◆ Requirement ◆
Where a line in the listing contains the string "start", copy that line out.

◆ Data extract ◆
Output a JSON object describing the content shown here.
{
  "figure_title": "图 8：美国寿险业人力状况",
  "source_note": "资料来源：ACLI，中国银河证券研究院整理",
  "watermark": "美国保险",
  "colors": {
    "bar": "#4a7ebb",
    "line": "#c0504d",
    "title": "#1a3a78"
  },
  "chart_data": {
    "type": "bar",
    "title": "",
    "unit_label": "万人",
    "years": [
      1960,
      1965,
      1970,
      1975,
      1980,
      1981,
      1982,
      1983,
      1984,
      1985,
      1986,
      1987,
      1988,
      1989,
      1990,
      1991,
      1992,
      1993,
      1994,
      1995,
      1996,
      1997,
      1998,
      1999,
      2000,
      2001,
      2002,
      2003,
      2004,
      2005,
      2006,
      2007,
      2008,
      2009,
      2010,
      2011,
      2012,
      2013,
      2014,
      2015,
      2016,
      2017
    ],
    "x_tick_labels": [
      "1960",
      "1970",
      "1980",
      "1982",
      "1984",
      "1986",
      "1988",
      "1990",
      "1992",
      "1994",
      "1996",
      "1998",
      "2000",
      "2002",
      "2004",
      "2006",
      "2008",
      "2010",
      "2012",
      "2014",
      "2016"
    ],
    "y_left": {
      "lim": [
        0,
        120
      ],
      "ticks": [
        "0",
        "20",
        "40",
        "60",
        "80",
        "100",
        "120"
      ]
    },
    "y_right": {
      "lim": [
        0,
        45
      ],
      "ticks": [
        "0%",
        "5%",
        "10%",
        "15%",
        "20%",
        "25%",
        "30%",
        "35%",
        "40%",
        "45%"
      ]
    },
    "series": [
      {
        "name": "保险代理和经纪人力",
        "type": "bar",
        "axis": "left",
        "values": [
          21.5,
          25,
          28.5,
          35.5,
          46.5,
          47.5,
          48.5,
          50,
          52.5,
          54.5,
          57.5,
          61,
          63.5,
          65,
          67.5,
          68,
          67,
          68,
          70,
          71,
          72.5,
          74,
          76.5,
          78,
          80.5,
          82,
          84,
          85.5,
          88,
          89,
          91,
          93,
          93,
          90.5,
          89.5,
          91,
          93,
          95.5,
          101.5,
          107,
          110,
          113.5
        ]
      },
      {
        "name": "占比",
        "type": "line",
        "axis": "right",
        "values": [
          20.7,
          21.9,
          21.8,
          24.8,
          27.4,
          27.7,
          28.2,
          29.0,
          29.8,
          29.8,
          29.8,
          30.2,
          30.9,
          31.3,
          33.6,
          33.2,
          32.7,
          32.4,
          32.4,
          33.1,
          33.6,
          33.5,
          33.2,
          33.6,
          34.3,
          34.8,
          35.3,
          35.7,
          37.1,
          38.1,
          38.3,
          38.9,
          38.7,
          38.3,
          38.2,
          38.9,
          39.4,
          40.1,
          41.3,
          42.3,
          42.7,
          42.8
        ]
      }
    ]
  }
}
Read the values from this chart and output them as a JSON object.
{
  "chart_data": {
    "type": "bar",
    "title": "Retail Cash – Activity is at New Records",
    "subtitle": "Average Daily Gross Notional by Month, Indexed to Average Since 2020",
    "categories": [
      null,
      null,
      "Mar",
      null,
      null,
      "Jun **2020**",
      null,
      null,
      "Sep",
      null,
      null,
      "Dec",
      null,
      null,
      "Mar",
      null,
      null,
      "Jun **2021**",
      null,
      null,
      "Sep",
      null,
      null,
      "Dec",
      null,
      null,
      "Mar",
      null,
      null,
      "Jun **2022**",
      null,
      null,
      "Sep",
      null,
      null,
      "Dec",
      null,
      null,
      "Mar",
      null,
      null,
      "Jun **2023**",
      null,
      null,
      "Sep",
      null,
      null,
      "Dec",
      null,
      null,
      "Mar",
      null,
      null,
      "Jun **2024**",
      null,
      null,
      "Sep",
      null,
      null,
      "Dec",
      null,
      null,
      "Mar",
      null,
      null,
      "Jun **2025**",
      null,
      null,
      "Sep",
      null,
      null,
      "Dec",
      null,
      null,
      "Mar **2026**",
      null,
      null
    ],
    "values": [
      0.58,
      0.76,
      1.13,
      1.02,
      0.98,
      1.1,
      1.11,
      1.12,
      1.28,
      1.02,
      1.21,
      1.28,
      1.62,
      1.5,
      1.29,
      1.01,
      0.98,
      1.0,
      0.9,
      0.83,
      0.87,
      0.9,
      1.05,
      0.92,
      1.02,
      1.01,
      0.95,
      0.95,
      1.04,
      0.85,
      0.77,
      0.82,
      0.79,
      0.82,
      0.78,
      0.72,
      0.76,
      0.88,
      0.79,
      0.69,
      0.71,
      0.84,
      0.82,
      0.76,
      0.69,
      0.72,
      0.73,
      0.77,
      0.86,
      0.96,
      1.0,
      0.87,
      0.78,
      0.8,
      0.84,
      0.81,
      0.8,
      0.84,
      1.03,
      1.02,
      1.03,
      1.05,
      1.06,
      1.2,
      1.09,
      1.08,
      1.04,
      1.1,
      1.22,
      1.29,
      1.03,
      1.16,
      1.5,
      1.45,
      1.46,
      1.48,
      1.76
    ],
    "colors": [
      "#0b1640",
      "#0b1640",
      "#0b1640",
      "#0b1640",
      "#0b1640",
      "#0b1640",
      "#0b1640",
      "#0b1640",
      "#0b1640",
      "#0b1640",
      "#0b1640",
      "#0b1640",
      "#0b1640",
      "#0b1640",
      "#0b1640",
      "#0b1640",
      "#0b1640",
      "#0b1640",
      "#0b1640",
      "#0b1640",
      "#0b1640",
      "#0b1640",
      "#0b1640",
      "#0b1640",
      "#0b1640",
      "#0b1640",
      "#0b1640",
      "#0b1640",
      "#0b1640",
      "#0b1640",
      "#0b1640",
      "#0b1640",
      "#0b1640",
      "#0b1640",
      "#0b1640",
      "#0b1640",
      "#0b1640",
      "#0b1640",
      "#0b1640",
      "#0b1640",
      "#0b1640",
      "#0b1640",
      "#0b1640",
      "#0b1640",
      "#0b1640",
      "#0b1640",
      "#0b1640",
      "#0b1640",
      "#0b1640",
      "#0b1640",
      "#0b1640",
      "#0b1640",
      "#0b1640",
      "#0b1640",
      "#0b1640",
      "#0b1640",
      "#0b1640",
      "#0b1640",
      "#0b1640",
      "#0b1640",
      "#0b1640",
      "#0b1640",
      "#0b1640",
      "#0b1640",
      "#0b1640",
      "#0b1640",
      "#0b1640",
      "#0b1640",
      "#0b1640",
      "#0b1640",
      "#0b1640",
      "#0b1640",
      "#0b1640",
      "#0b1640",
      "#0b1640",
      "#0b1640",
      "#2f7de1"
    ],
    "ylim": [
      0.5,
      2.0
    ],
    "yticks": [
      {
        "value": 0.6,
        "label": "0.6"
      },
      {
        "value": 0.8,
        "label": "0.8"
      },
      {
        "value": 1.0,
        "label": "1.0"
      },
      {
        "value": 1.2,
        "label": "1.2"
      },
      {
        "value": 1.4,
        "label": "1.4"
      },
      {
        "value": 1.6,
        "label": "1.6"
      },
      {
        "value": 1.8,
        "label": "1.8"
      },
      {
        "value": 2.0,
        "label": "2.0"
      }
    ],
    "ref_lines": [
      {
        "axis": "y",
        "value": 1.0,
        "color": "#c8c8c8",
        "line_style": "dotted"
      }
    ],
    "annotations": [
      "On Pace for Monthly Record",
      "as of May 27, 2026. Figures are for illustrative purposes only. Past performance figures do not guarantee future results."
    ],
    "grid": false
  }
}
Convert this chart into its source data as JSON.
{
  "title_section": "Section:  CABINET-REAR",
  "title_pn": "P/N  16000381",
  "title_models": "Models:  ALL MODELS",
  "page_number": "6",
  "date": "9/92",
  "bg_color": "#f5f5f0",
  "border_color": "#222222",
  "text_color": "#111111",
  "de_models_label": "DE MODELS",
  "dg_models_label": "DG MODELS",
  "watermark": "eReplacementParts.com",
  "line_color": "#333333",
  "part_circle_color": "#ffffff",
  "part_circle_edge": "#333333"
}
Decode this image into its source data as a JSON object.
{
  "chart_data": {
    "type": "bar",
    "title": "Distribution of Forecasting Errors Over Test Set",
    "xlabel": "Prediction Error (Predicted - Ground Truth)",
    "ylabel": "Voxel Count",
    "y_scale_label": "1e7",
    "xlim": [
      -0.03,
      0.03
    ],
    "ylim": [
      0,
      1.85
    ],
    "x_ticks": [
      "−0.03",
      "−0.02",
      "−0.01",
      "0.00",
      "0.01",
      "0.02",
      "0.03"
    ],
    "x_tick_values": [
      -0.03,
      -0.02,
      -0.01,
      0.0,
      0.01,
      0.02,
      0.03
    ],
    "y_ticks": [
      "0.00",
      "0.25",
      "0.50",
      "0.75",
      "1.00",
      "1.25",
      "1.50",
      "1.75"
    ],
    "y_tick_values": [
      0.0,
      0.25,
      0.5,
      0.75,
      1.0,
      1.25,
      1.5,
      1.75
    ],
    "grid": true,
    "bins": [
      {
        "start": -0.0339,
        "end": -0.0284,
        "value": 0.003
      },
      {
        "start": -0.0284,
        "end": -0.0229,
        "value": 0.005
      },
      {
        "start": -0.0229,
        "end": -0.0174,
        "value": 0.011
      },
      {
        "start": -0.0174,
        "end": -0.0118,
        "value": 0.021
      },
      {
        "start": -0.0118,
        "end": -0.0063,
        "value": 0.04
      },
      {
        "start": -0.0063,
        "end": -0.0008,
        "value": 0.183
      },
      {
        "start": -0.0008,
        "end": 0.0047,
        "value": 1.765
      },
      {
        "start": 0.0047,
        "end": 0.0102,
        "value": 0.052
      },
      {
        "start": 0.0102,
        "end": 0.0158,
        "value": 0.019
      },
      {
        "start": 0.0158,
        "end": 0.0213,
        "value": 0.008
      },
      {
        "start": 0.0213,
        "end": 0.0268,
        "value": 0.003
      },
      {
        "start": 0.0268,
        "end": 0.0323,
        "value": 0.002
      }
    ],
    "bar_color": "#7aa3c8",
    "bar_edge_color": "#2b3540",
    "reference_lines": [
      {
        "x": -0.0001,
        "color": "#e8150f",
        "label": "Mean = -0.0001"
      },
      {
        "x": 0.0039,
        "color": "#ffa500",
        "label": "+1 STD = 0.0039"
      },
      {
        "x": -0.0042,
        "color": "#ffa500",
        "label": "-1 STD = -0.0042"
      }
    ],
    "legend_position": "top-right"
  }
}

◆ Response ◆
        "start": -0.0339,
        "start": -0.0284,
        "start": -0.0229,
        "start": -0.0174,
        "start": -0.0118,
        "start": -0.0063,
        "start": -0.0008,
        "start": 0.0047,
        "start": 0.0102,
        "start": 0.0158,
        "start": 0.0213,
        "start": 0.0268,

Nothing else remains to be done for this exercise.